Aim of the exercise
Look through the material below. Copy each line that contains the string "Prop".

Data supplied
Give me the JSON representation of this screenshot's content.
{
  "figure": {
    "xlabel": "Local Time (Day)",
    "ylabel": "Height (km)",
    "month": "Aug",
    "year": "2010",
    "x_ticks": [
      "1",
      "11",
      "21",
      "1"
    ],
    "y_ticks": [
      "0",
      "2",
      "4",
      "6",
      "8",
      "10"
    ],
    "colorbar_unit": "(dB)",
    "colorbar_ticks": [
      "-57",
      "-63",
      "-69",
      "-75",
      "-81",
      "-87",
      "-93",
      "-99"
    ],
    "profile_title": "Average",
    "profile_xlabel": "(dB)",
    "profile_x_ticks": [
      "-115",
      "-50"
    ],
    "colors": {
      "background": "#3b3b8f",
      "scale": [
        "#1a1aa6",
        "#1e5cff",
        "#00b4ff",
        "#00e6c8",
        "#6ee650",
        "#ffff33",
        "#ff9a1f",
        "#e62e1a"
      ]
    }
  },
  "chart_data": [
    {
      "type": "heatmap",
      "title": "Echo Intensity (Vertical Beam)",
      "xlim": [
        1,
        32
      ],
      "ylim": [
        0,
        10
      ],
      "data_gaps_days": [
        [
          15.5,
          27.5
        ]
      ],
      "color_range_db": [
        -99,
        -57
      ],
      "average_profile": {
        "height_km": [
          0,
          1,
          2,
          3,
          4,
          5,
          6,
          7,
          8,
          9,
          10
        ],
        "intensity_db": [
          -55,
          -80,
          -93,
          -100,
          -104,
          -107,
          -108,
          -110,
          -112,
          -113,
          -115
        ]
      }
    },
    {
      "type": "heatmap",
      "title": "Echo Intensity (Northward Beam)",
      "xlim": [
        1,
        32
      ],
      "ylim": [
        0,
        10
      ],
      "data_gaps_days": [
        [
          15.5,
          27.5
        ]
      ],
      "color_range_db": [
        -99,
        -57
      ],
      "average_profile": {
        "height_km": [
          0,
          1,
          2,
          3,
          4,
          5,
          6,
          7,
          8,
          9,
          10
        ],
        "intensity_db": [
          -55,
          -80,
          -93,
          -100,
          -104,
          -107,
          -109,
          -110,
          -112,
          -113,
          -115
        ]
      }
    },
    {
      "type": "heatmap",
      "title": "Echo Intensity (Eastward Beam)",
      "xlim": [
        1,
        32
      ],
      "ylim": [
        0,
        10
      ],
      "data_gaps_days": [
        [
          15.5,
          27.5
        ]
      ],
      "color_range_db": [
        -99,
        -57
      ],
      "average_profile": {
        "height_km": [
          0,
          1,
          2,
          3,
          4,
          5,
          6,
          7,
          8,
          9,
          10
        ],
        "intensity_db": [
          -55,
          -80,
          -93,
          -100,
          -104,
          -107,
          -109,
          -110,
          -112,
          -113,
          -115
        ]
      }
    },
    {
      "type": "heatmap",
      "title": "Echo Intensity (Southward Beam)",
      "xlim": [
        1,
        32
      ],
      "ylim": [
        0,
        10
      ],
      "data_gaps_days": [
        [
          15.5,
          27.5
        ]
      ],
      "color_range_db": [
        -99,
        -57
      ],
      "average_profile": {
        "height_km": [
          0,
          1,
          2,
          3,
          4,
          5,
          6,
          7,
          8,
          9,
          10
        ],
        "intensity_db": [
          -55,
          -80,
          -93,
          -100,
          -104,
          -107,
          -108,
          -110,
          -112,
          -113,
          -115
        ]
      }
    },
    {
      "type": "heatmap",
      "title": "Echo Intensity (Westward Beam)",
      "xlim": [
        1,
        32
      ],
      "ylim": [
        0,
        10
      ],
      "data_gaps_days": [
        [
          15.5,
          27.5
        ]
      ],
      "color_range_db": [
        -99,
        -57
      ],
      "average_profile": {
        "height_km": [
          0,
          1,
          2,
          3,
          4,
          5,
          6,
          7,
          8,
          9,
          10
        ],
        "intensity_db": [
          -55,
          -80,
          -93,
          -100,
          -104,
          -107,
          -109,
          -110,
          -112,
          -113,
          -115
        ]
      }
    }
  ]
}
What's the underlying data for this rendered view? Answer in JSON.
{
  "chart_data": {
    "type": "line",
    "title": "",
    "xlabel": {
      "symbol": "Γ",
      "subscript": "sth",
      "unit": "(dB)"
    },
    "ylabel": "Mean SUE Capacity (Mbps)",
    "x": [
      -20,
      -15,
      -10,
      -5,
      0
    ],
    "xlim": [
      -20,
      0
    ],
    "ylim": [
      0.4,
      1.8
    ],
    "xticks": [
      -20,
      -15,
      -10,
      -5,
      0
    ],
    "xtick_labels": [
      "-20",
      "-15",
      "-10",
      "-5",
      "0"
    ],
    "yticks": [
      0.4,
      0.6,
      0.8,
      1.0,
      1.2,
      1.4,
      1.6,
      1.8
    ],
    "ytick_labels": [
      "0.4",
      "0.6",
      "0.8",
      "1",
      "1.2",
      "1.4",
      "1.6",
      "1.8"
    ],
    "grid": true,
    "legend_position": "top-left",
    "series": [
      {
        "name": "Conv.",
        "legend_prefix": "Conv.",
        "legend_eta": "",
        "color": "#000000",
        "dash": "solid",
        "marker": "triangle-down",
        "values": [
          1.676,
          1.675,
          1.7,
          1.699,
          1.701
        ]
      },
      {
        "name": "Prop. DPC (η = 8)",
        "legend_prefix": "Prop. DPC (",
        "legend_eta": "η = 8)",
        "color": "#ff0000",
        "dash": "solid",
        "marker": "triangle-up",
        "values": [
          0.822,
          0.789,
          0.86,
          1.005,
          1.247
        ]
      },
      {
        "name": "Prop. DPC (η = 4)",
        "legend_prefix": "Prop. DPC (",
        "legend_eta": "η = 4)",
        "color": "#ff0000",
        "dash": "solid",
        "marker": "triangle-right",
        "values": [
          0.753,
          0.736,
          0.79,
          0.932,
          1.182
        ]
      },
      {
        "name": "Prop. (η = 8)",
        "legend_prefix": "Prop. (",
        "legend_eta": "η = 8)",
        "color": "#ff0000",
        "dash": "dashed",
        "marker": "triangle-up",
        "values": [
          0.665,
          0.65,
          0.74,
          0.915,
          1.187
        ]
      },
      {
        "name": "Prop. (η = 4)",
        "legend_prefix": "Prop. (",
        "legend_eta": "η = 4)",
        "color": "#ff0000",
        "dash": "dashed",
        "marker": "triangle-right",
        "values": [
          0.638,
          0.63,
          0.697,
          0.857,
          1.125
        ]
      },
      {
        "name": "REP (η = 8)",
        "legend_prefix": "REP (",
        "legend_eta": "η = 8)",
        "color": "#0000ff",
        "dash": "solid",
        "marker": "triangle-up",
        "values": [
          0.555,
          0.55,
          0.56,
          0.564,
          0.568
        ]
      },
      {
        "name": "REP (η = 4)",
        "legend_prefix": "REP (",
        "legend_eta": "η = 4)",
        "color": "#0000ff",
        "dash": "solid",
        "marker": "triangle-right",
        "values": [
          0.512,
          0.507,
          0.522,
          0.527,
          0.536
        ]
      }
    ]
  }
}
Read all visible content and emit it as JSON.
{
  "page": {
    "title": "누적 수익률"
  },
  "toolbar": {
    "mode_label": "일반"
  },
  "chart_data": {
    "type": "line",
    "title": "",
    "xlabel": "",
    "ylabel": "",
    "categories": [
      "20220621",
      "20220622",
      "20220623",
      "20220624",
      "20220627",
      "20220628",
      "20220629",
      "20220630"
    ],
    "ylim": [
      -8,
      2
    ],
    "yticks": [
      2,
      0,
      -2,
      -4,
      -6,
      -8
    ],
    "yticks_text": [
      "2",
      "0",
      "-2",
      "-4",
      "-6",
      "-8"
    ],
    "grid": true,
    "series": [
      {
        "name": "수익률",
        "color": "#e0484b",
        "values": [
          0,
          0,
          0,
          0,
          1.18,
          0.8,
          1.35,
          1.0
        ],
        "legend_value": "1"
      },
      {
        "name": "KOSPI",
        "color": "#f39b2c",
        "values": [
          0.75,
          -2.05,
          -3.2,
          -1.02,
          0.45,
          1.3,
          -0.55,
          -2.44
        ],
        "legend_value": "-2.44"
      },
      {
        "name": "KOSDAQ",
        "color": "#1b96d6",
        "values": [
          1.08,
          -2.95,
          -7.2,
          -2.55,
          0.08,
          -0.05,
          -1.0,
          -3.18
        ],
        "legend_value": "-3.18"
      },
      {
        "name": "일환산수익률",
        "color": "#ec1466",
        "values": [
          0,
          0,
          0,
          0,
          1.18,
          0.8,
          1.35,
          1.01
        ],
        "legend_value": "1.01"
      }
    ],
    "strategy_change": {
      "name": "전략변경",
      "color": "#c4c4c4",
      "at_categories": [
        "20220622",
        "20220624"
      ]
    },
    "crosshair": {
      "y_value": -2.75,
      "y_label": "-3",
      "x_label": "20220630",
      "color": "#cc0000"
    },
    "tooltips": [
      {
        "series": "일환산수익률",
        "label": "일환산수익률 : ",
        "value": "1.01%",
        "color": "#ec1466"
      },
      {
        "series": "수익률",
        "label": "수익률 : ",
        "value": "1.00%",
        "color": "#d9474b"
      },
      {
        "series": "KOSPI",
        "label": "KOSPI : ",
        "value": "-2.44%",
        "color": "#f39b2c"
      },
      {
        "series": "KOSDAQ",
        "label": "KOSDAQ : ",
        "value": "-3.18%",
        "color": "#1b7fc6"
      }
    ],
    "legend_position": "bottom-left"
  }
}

Output below
        "name": "Prop. DPC (η = 8)",
        "legend_prefix": "Prop. DPC (",
        "name": "Prop. DPC (η = 4)",
        "legend_prefix": "Prop. DPC (",
        "name": "Prop. (η = 8)",
        "legend_prefix": "Prop. (",
        "name": "Prop. (η = 4)",
        "legend_prefix": "Prop. (",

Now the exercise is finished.